### SHORT TASK
Copy the data precisely, character for character, and leave out every picture.

[Figure dataset records]
********************

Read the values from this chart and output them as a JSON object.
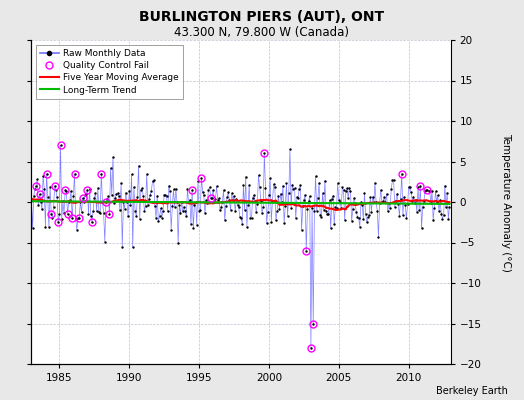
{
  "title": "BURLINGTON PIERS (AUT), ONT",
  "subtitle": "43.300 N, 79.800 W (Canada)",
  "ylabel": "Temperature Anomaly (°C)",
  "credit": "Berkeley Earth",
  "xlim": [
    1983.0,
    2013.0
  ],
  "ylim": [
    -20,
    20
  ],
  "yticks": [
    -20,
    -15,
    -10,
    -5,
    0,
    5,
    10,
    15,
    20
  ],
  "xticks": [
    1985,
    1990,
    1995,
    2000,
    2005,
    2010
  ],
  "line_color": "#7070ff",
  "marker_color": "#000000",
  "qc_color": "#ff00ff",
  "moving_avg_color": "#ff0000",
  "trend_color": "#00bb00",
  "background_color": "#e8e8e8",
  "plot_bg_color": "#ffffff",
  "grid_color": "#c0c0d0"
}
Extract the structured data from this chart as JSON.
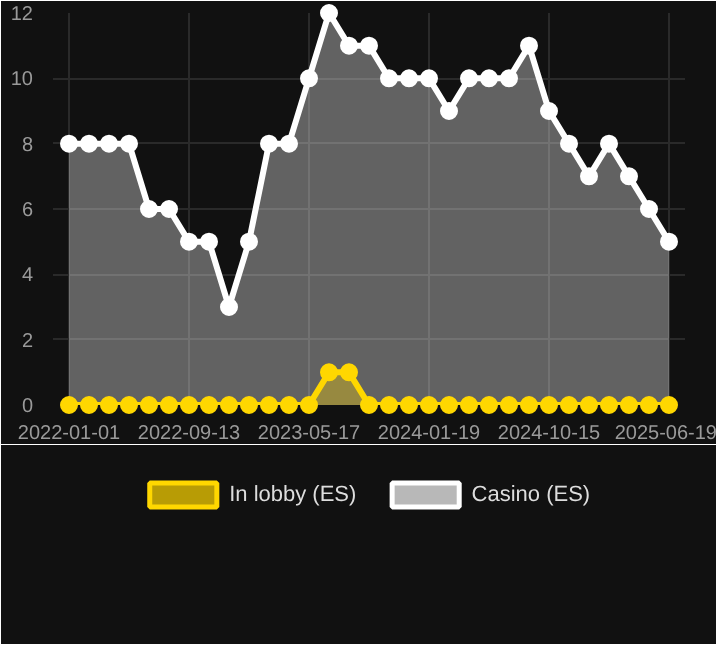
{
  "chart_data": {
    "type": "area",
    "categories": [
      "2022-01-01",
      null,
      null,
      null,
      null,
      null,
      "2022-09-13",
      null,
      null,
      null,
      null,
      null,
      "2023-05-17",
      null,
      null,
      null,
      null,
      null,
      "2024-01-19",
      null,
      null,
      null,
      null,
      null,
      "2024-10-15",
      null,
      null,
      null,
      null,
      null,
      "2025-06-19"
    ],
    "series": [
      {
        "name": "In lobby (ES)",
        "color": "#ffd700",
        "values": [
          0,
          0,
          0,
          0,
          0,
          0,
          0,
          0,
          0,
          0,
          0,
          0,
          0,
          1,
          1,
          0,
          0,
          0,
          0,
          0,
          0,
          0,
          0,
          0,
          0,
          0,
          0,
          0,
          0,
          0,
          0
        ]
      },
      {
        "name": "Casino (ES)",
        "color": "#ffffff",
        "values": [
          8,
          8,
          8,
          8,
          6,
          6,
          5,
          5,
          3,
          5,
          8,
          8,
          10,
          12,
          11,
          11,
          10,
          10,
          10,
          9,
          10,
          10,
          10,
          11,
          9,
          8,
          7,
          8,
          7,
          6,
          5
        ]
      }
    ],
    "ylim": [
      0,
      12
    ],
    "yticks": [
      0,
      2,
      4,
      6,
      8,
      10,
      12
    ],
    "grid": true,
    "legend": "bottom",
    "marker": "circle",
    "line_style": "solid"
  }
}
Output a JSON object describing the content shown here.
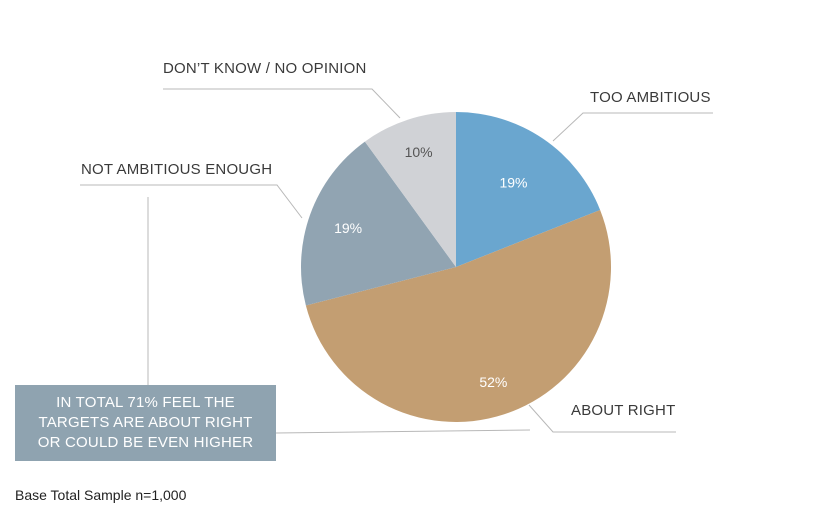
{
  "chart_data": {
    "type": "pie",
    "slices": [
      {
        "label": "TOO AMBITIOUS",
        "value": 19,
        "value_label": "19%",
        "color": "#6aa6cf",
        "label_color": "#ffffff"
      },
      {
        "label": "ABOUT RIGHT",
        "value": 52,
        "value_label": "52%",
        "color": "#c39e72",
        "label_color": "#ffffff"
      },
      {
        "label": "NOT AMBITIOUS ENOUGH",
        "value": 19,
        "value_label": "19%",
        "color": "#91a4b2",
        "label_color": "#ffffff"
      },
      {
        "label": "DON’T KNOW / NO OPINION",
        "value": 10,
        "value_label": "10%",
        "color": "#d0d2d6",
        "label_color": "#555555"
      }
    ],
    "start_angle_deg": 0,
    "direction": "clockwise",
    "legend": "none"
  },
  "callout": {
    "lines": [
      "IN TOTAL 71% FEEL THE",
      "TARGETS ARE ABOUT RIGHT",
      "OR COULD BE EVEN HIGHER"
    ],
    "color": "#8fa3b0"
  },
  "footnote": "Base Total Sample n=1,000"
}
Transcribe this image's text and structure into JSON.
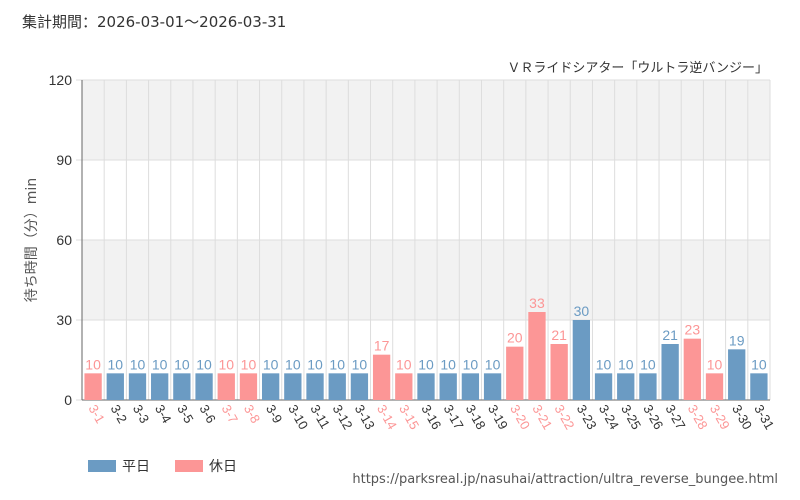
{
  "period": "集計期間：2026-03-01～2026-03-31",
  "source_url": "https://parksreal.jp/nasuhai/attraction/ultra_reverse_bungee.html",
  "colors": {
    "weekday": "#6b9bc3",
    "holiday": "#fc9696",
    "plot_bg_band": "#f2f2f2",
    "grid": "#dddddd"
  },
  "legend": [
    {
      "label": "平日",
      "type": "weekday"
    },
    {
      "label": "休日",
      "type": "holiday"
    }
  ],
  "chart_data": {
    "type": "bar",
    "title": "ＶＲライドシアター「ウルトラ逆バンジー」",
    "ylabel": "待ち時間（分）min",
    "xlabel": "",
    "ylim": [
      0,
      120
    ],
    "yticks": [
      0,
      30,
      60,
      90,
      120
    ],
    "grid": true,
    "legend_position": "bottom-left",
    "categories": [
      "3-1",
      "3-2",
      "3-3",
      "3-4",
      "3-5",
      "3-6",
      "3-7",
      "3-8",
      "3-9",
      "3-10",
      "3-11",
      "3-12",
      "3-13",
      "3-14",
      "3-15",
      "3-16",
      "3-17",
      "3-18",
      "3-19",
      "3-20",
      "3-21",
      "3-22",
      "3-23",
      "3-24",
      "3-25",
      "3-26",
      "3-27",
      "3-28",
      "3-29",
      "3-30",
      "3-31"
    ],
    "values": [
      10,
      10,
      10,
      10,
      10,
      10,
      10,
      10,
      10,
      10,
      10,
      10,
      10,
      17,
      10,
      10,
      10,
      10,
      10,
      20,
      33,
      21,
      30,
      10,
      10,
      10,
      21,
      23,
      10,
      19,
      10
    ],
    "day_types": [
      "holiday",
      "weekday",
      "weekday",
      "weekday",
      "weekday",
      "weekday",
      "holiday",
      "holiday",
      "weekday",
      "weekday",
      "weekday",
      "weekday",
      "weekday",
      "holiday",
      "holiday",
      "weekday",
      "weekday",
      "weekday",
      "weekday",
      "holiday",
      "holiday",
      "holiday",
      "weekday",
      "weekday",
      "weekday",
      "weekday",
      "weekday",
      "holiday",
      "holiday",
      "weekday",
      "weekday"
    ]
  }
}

********************

### RESPONSE TO THIS TASK
Read the values from this chart and output them as a JSON object.
{
  "title": "BURLINGTON PIERS (AUT), ONT",
  "subtitle": "43.300 N, 79.800 W (Canada)",
  "ylabel": "Temperature Anomaly (°C)",
  "credit": "Berkeley Earth",
  "xlim": [
    1983.0,
    2013.0
  ],
  "ylim": [
    -20,
    20
  ],
  "yticks": [
    -20,
    -15,
    -10,
    -5,
    0,
    5,
    10,
    15,
    20
  ],
  "xticks": [
    1985,
    1990,
    1995,
    2000,
    2005,
    2010
  ],
  "line_color": "#7070ff",
  "marker_color": "#000000",
  "qc_color": "#ff00ff",
  "moving_avg_color": "#ff0000",
  "trend_color": "#00bb00",
  "background_color": "#e8e8e8",
  "plot_bg_color": "#ffffff",
  "grid_color": "#c0c0d0"
}
Extract the structured data from this chart as JSON.
{
  "chart_data": {
    "type": "area",
    "categories": [
      "2022-01-01",
      null,
      null,
      null,
      null,
      null,
      "2022-09-13",
      null,
      null,
      null,
      null,
      null,
      "2023-05-17",
      null,
      null,
      null,
      null,
      null,
      "2024-01-19",
      null,
      null,
      null,
      null,
      null,
      "2024-10-15",
      null,
      null,
      null,
      null,
      null,
      "2025-06-19"
    ],
    "series": [
      {
        "name": "In lobby (ES)",
        "color": "#ffd700",
        "values": [
          0,
          0,
          0,
          0,
          0,
          0,
          0,
          0,
          0,
          0,
          0,
          0,
          0,
          1,
          1,
          0,
          0,
          0,
          0,
          0,
          0,
          0,
          0,
          0,
          0,
          0,
          0,
          0,
          0,
          0,
          0
        ]
      },
      {
        "name": "Casino (ES)",
        "color": "#ffffff",
        "values": [
          8,
          8,
          8,
          8,
          6,
          6,
          5,
          5,
          3,
          5,
          8,
          8,
          10,
          12,
          11,
          11,
          10,
          10,
          10,
          9,
          10,
          10,
          10,
          11,
          9,
          8,
          7,
          8,
          7,
          6,
          5
        ]
      }
    ],
    "ylim": [
      0,
      12
    ],
    "yticks": [
      0,
      2,
      4,
      6,
      8,
      10,
      12
    ],
    "grid": true,
    "legend": "bottom",
    "marker": "circle",
    "line_style": "solid"
  }
}
Output a JSON object describing the content shown here.
{
  "chart_data": {
    "type": "pie",
    "slices": [
      {
        "label": "TOO AMBITIOUS",
        "value": 19,
        "value_label": "19%",
        "color": "#6aa6cf",
        "label_color": "#ffffff"
      },
      {
        "label": "ABOUT RIGHT",
        "value": 52,
        "value_label": "52%",
        "color": "#c39e72",
        "label_color": "#ffffff"
      },
      {
        "label": "NOT AMBITIOUS ENOUGH",
        "value": 19,
        "value_label": "19%",
        "color": "#91a4b2",
        "label_color": "#ffffff"
      },
      {
        "label": "DON’T KNOW / NO OPINION",
        "value": 10,
        "value_label": "10%",
        "color": "#d0d2d6",
        "label_color": "#555555"
      }
    ],
    "start_angle_deg": 0,
    "direction": "clockwise",
    "legend": "none"
  },
  "callout": {
    "lines": [
      "IN TOTAL 71% FEEL THE",
      "TARGETS ARE ABOUT RIGHT",
      "OR COULD BE EVEN HIGHER"
    ],
    "color": "#8fa3b0"
  },
  "footnote": "Base Total Sample n=1,000"
}
Transcribe this image's text and structure into JSON.
{
  "period": "集計期間：2026-03-01～2026-03-31",
  "source_url": "https://parksreal.jp/nasuhai/attraction/ultra_reverse_bungee.html",
  "colors": {
    "weekday": "#6b9bc3",
    "holiday": "#fc9696",
    "plot_bg_band": "#f2f2f2",
    "grid": "#dddddd"
  },
  "legend": [
    {
      "label": "平日",
      "type": "weekday"
    },
    {
      "label": "休日",
      "type": "holiday"
    }
  ],
  "chart_data": {
    "type": "bar",
    "title": "ＶＲライドシアター「ウルトラ逆バンジー」",
    "ylabel": "待ち時間（分）min",
    "xlabel": "",
    "ylim": [
      0,
      120
    ],
    "yticks": [
      0,
      30,
      60,
      90,
      120
    ],
    "grid": true,
    "legend_position": "bottom-left",
    "categories": [
      "3-1",
      "3-2",
      "3-3",
      "3-4",
      "3-5",
      "3-6",
      "3-7",
      "3-8",
      "3-9",
      "3-10",
      "3-11",
      "3-12",
      "3-13",
      "3-14",
      "3-15",
      "3-16",
      "3-17",
      "3-18",
      "3-19",
      "3-20",
      "3-21",
      "3-22",
      "3-23",
      "3-24",
      "3-25",
      "3-26",
      "3-27",
      "3-28",
      "3-29",
      "3-30",
      "3-31"
    ],
    "values": [
      10,
      10,
      10,
      10,
      10,
      10,
      10,
      10,
      10,
      10,
      10,
      10,
      10,
      17,
      10,
      10,
      10,
      10,
      10,
      20,
      33,
      21,
      30,
      10,
      10,
      10,
      21,
      23,
      10,
      19,
      10
    ],
    "day_types": [
      "holiday",
      "weekday",
      "weekday",
      "weekday",
      "weekday",
      "weekday",
      "holiday",
      "holiday",
      "weekday",
      "weekday",
      "weekday",
      "weekday",
      "weekday",
      "holiday",
      "holiday",
      "weekday",
      "weekday",
      "weekday",
      "weekday",
      "holiday",
      "holiday",
      "holiday",
      "weekday",
      "weekday",
      "weekday",
      "weekday",
      "weekday",
      "holiday",
      "holiday",
      "weekday",
      "weekday"
    ]
  }
}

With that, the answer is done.